* BEGIN Extracted entries *

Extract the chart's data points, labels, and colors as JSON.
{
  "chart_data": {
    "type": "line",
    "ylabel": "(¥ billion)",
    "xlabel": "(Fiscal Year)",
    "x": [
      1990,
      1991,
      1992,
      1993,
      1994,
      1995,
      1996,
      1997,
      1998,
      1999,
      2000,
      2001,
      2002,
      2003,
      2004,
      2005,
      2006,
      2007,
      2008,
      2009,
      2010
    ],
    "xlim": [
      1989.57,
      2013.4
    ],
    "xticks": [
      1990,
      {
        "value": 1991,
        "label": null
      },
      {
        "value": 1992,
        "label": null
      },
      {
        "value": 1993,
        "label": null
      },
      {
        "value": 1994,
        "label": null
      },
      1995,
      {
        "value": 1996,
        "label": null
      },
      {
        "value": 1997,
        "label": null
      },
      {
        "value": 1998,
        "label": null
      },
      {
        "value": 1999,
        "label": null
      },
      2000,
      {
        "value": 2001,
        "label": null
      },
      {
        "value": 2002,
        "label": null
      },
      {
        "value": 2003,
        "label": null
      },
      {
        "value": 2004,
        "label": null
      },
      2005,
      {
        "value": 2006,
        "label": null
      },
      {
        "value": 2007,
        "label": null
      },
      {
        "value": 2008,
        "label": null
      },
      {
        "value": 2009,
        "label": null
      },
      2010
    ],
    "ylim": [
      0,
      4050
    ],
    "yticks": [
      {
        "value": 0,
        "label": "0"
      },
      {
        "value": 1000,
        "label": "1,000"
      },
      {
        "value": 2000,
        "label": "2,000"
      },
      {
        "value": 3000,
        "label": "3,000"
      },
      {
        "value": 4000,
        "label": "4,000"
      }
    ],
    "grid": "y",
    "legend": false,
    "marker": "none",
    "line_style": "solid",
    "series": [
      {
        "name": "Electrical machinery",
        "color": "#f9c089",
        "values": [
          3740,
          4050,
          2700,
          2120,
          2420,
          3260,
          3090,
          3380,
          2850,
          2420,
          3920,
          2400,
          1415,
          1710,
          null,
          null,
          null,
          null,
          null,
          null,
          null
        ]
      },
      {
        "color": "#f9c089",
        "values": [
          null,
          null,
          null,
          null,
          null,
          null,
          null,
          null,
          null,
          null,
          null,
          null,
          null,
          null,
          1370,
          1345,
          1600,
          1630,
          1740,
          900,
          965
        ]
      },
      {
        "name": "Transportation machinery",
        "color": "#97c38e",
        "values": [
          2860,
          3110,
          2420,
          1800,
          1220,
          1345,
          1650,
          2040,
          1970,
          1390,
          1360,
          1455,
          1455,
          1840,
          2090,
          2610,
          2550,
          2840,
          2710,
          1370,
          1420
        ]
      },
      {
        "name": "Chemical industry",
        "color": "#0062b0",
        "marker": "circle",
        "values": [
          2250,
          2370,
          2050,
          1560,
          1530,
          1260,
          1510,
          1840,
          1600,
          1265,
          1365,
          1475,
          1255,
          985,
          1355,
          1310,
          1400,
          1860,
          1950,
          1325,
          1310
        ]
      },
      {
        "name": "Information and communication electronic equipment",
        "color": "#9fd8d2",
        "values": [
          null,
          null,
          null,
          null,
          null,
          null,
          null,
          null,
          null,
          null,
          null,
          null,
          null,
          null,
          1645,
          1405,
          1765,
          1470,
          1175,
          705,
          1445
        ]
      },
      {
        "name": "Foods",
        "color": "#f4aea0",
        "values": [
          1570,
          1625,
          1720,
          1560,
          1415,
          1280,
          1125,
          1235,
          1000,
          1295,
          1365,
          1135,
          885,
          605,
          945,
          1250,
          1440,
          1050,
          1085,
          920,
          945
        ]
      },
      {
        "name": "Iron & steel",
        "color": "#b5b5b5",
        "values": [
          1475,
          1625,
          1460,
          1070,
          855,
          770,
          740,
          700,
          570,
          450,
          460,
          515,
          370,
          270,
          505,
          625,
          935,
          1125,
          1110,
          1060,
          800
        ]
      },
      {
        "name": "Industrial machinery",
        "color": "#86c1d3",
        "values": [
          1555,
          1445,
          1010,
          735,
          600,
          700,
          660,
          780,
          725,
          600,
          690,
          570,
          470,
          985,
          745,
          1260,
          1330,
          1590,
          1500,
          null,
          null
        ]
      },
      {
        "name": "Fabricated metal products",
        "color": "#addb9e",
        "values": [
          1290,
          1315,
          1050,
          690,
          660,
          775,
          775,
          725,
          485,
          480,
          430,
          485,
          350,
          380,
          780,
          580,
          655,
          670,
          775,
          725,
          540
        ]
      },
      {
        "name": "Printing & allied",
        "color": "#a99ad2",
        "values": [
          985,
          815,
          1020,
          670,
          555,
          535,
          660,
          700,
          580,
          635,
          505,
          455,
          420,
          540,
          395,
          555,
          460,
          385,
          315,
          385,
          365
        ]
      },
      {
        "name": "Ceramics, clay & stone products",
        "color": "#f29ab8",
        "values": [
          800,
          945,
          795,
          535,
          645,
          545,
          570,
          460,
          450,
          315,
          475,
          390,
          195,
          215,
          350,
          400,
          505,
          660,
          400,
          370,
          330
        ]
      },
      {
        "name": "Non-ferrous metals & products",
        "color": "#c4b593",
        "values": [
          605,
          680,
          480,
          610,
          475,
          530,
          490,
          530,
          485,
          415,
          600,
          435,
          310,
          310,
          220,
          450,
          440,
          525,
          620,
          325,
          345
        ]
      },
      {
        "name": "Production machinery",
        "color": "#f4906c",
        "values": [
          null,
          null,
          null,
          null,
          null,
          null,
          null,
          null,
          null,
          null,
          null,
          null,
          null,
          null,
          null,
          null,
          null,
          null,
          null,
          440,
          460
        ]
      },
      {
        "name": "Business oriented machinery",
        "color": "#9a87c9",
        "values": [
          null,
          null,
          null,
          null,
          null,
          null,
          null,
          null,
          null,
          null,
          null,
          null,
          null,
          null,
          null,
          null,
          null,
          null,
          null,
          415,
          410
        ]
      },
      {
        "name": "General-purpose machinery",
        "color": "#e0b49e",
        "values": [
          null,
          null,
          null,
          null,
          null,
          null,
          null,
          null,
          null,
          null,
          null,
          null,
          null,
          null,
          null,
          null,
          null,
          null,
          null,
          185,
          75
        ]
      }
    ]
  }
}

* END Extracted entries *

### Written task
Output every entry shown above, exactly.

### Solution to this task
Extract the chart's data points, labels, and colors as JSON.
{
  "chart_data": {
    "type": "line",
    "ylabel": "(¥ billion)",
    "xlabel": "(Fiscal Year)",
    "x": [
      1990,
      1991,
      1992,
      1993,
      1994,
      1995,
      1996,
      1997,
      1998,
      1999,
      2000,
      2001,
      2002,
      2003,
      2004,
      2005,
      2006,
      2007,
      2008,
      2009,
      2010
    ],
    "xlim": [
      1989.57,
      2013.4
    ],
    "xticks": [
      1990,
      {
        "value": 1991,
        "label": null
      },
      {
        "value": 1992,
        "label": null
      },
      {
        "value": 1993,
        "label": null
      },
      {
        "value": 1994,
        "label": null
      },
      1995,
      {
        "value": 1996,
        "label": null
      },
      {
        "value": 1997,
        "label": null
      },
      {
        "value": 1998,
        "label": null
      },
      {
        "value": 1999,
        "label": null
      },
      2000,
      {
        "value": 2001,
        "label": null
      },
      {
        "value": 2002,
        "label": null
      },
      {
        "value": 2003,
        "label": null
      },
      {
        "value": 2004,
        "label": null
      },
      2005,
      {
        "value": 2006,
        "label": null
      },
      {
        "value": 2007,
        "label": null
      },
      {
        "value": 2008,
        "label": null
      },
      {
        "value": 2009,
        "label": null
      },
      2010
    ],
    "ylim": [
      0,
      4050
    ],
    "yticks": [
      {
        "value": 0,
        "label": "0"
      },
      {
        "value": 1000,
        "label": "1,000"
      },
      {
        "value": 2000,
        "label": "2,000"
      },
      {
        "value": 3000,
        "label": "3,000"
      },
      {
        "value": 4000,
        "label": "4,000"
      }
    ],
    "grid": "y",
    "legend": false,
    "marker": "none",
    "line_style": "solid",
    "series": [
      {
        "name": "Electrical machinery",
        "color": "#f9c089",
        "values": [
          3740,
          4050,
          2700,
          2120,
          2420,
          3260,
          3090,
          3380,
          2850,
          2420,
          3920,
          2400,
          1415,
          1710,
          null,
          null,
          null,
          null,
          null,
          null,
          null
        ]
      },
      {
        "color": "#f9c089",
        "values": [
          null,
          null,
          null,
          null,
          null,
          null,
          null,
          null,
          null,
          null,
          null,
          null,
          null,
          null,
          1370,
          1345,
          1600,
          1630,
          1740,
          900,
          965
        ]
      },
      {
        "name": "Transportation machinery",
        "color": "#97c38e",
        "values": [
          2860,
          3110,
          2420,
          1800,
          1220,
          1345,
          1650,
          2040,
          1970,
          1390,
          1360,
          1455,
          1455,
          1840,
          2090,
          2610,
          2550,
          2840,
          2710,
          1370,
          1420
        ]
      },
      {
        "name": "Chemical industry",
        "color": "#0062b0",
        "marker": "circle",
        "values": [
          2250,
          2370,
          2050,
          1560,
          1530,
          1260,
          1510,
          1840,
          1600,
          1265,
          1365,
          1475,
          1255,
          985,
          1355,
          1310,
          1400,
          1860,
          1950,
          1325,
          1310
        ]
      },
      {
        "name": "Information and communication electronic equipment",
        "color": "#9fd8d2",
        "values": [
          null,
          null,
          null,
          null,
          null,
          null,
          null,
          null,
          null,
          null,
          null,
          null,
          null,
          null,
          1645,
          1405,
          1765,
          1470,
          1175,
          705,
          1445
        ]
      },
      {
        "name": "Foods",
        "color": "#f4aea0",
        "values": [
          1570,
          1625,
          1720,
          1560,
          1415,
          1280,
          1125,
          1235,
          1000,
          1295,
          1365,
          1135,
          885,
          605,
          945,
          1250,
          1440,
          1050,
          1085,
          920,
          945
        ]
      },
      {
        "name": "Iron & steel",
        "color": "#b5b5b5",
        "values": [
          1475,
          1625,
          1460,
          1070,
          855,
          770,
          740,
          700,
          570,
          450,
          460,
          515,
          370,
          270,
          505,
          625,
          935,
          1125,
          1110,
          1060,
          800
        ]
      },
      {
        "name": "Industrial machinery",
        "color": "#86c1d3",
        "values": [
          1555,
          1445,
          1010,
          735,
          600,
          700,
          660,
          780,
          725,
          600,
          690,
          570,
          470,
          985,
          745,
          1260,
          1330,
          1590,
          1500,
          null,
          null
        ]
      },
      {
        "name": "Fabricated metal products",
        "color": "#addb9e",
        "values": [
          1290,
          1315,
          1050,
          690,
          660,
          775,
          775,
          725,
          485,
          480,
          430,
          485,
          350,
          380,
          780,
          580,
          655,
          670,
          775,
          725,
          540
        ]
      },
      {
        "name": "Printing & allied",
        "color": "#a99ad2",
        "values": [
          985,
          815,
          1020,
          670,
          555,
          535,
          660,
          700,
          580,
          635,
          505,
          455,
          420,
          540,
          395,
          555,
          460,
          385,
          315,
          385,
          365
        ]
      },
      {
        "name": "Ceramics, clay & stone products",
        "color": "#f29ab8",
        "values": [
          800,
          945,
          795,
          535,
          645,
          545,
          570,
          460,
          450,
          315,
          475,
          390,
          195,
          215,
          350,
          400,
          505,
          660,
          400,
          370,
          330
        ]
      },
      {
        "name": "Non-ferrous metals & products",
        "color": "#c4b593",
        "values": [
          605,
          680,
          480,
          610,
          475,
          530,
          490,
          530,
          485,
          415,
          600,
          435,
          310,
          310,
          220,
          450,
          440,
          525,
          620,
          325,
          345
        ]
      },
      {
        "name": "Production machinery",
        "color": "#f4906c",
        "values": [
          null,
          null,
          null,
          null,
          null,
          null,
          null,
          null,
          null,
          null,
          null,
          null,
          null,
          null,
          null,
          null,
          null,
          null,
          null,
          440,
          460
        ]
      },
      {
        "name": "Business oriented machinery",
        "color": "#9a87c9",
        "values": [
          null,
          null,
          null,
          null,
          null,
          null,
          null,
          null,
          null,
          null,
          null,
          null,
          null,
          null,
          null,
          null,
          null,
          null,
          null,
          415,
          410
        ]
      },
      {
        "name": "General-purpose machinery",
        "color": "#e0b49e",
        "values": [
          null,
          null,
          null,
          null,
          null,
          null,
          null,
          null,
          null,
          null,
          null,
          null,
          null,
          null,
          null,
          null,
          null,
          null,
          null,
          185,
          75
        ]
      }
    ]
  }
}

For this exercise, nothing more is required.